Stated exercise >> Reproduce every line of the material below, changing nothing.

Extracted data >>
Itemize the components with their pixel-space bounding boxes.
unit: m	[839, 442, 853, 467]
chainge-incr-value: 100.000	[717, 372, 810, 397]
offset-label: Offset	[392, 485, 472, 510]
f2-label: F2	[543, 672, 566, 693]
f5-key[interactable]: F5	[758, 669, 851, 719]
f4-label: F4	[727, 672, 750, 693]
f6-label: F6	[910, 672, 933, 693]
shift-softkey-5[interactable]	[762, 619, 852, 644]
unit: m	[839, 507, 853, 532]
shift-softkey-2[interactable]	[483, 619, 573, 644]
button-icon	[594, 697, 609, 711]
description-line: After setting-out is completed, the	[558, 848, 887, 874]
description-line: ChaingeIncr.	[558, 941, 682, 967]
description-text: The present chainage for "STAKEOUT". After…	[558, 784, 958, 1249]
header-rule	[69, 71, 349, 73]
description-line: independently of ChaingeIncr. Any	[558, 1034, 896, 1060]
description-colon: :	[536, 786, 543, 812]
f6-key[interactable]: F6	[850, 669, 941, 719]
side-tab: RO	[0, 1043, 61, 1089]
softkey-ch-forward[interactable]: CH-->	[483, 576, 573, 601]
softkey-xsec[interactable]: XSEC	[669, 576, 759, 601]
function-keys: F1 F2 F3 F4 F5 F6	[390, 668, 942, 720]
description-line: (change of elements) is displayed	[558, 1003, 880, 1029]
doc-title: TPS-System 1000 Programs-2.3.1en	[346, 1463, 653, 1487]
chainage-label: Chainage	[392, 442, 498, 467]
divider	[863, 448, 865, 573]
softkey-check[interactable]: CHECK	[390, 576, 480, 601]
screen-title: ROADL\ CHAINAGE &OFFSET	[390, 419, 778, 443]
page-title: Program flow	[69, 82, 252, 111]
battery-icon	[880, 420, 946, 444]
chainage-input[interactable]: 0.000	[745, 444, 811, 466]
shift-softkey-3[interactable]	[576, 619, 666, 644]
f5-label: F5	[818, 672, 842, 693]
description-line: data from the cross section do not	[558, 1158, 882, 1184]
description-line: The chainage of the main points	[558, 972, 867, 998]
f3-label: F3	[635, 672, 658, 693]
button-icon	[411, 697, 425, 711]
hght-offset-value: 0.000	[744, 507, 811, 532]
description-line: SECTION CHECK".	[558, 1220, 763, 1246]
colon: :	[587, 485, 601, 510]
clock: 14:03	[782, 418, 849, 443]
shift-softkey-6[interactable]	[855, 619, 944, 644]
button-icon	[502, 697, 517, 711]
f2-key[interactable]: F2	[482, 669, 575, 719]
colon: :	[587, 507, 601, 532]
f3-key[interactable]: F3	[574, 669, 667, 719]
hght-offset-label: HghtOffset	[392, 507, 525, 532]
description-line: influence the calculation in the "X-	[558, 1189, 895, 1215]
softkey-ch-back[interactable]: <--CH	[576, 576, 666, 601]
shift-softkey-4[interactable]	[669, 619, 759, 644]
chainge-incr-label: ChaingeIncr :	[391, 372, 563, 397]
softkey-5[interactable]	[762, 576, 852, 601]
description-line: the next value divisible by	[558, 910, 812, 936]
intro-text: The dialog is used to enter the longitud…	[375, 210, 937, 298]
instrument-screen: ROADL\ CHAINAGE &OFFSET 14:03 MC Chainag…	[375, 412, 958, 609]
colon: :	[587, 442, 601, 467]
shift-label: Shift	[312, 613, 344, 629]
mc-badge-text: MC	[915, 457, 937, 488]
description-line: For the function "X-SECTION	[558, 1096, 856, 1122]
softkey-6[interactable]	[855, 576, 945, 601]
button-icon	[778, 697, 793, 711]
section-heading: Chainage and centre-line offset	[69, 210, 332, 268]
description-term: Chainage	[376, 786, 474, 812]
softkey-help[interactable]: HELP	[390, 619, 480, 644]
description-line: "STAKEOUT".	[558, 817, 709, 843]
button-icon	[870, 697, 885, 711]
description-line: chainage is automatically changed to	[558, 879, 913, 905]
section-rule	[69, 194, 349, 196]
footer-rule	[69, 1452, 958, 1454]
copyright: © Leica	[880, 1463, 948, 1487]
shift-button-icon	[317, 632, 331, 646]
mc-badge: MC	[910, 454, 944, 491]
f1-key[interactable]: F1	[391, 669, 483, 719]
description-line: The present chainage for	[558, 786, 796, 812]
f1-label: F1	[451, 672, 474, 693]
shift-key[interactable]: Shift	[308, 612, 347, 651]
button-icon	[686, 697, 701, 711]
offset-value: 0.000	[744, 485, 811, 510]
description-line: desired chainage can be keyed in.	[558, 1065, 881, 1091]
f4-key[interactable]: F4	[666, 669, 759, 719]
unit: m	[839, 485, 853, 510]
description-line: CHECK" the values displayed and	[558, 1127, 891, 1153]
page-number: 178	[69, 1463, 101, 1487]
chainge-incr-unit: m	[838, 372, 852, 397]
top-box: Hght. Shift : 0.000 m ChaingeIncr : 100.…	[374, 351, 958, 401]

Full answer >>
Itemize the components with their pixel-space bounding boxes.
unit: m	[839, 442, 853, 467]
chainge-incr-value: 100.000	[717, 372, 810, 397]
offset-label: Offset	[392, 485, 472, 510]
f2-label: F2	[543, 672, 566, 693]
f5-key[interactable]: F5	[758, 669, 851, 719]
f4-label: F4	[727, 672, 750, 693]
f6-label: F6	[910, 672, 933, 693]
shift-softkey-5[interactable]	[762, 619, 852, 644]
unit: m	[839, 507, 853, 532]
shift-softkey-2[interactable]	[483, 619, 573, 644]
button-icon	[594, 697, 609, 711]
description-line: After setting-out is completed, the	[558, 848, 887, 874]
description-line: ChaingeIncr.	[558, 941, 682, 967]
description-text: The present chainage for "STAKEOUT". After…	[558, 784, 958, 1249]
header-rule	[69, 71, 349, 73]
description-line: independently of ChaingeIncr. Any	[558, 1034, 896, 1060]
description-colon: :	[536, 786, 543, 812]
f6-key[interactable]: F6	[850, 669, 941, 719]
side-tab: RO	[0, 1043, 61, 1089]
softkey-ch-forward[interactable]: CH-->	[483, 576, 573, 601]
softkey-xsec[interactable]: XSEC	[669, 576, 759, 601]
function-keys: F1 F2 F3 F4 F5 F6	[390, 668, 942, 720]
description-line: (change of elements) is displayed	[558, 1003, 880, 1029]
doc-title: TPS-System 1000 Programs-2.3.1en	[346, 1463, 653, 1487]
chainage-label: Chainage	[392, 442, 498, 467]
divider	[863, 448, 865, 573]
softkey-check[interactable]: CHECK	[390, 576, 480, 601]
screen-title: ROADL\ CHAINAGE &OFFSET	[390, 419, 778, 443]
page-title: Program flow	[69, 82, 252, 111]
battery-icon	[880, 420, 946, 444]
chainage-input[interactable]: 0.000	[745, 444, 811, 466]
shift-softkey-3[interactable]	[576, 619, 666, 644]
f5-label: F5	[818, 672, 842, 693]
description-line: data from the cross section do not	[558, 1158, 882, 1184]
description-line: The chainage of the main points	[558, 972, 867, 998]
f3-label: F3	[635, 672, 658, 693]
button-icon	[411, 697, 425, 711]
hght-offset-value: 0.000	[744, 507, 811, 532]
description-line: SECTION CHECK".	[558, 1220, 763, 1246]
colon: :	[587, 485, 601, 510]
clock: 14:03	[782, 418, 849, 443]
shift-softkey-6[interactable]	[855, 619, 944, 644]
button-icon	[502, 697, 517, 711]
f2-key[interactable]: F2	[482, 669, 575, 719]
colon: :	[587, 507, 601, 532]
f3-key[interactable]: F3	[574, 669, 667, 719]
hght-offset-label: HghtOffset	[392, 507, 525, 532]
description-line: influence the calculation in the "X-	[558, 1189, 895, 1215]
softkey-ch-back[interactable]: <--CH	[576, 576, 666, 601]
shift-softkey-4[interactable]	[669, 619, 759, 644]
chainge-incr-label: ChaingeIncr :	[391, 372, 563, 397]
softkey-5[interactable]	[762, 576, 852, 601]
description-line: the next value divisible by	[558, 910, 812, 936]
intro-text: The dialog is used to enter the longitud…	[375, 210, 937, 298]
instrument-screen: ROADL\ CHAINAGE &OFFSET 14:03 MC Chainag…	[375, 412, 958, 609]
colon: :	[587, 442, 601, 467]
shift-label: Shift	[312, 613, 344, 629]
mc-badge-text: MC	[915, 457, 937, 488]
description-line: For the function "X-SECTION	[558, 1096, 856, 1122]
softkey-6[interactable]	[855, 576, 945, 601]
button-icon	[778, 697, 793, 711]
section-heading: Chainage and centre-line offset	[69, 210, 332, 268]
description-term: Chainage	[376, 786, 474, 812]
softkey-help[interactable]: HELP	[390, 619, 480, 644]
description-line: "STAKEOUT".	[558, 817, 709, 843]
button-icon	[870, 697, 885, 711]
description-line: chainage is automatically changed to	[558, 879, 913, 905]
section-rule	[69, 194, 349, 196]
footer-rule	[69, 1452, 958, 1454]
copyright: © Leica	[880, 1463, 948, 1487]
shift-button-icon	[317, 632, 331, 646]
mc-badge: MC	[910, 454, 944, 491]
f1-key[interactable]: F1	[391, 669, 483, 719]
description-line: The present chainage for	[558, 786, 796, 812]
f1-label: F1	[451, 672, 474, 693]
shift-key[interactable]: Shift	[308, 612, 347, 651]
button-icon	[686, 697, 701, 711]
offset-value: 0.000	[744, 485, 811, 510]
description-line: desired chainage can be keyed in.	[558, 1065, 881, 1091]
f4-key[interactable]: F4	[666, 669, 759, 719]
unit: m	[839, 485, 853, 510]
description-line: CHECK" the values displayed and	[558, 1127, 891, 1153]
page-number: 178	[69, 1463, 101, 1487]
chainge-incr-unit: m	[838, 372, 852, 397]
top-box: Hght. Shift : 0.000 m ChaingeIncr : 100.…	[374, 351, 958, 401]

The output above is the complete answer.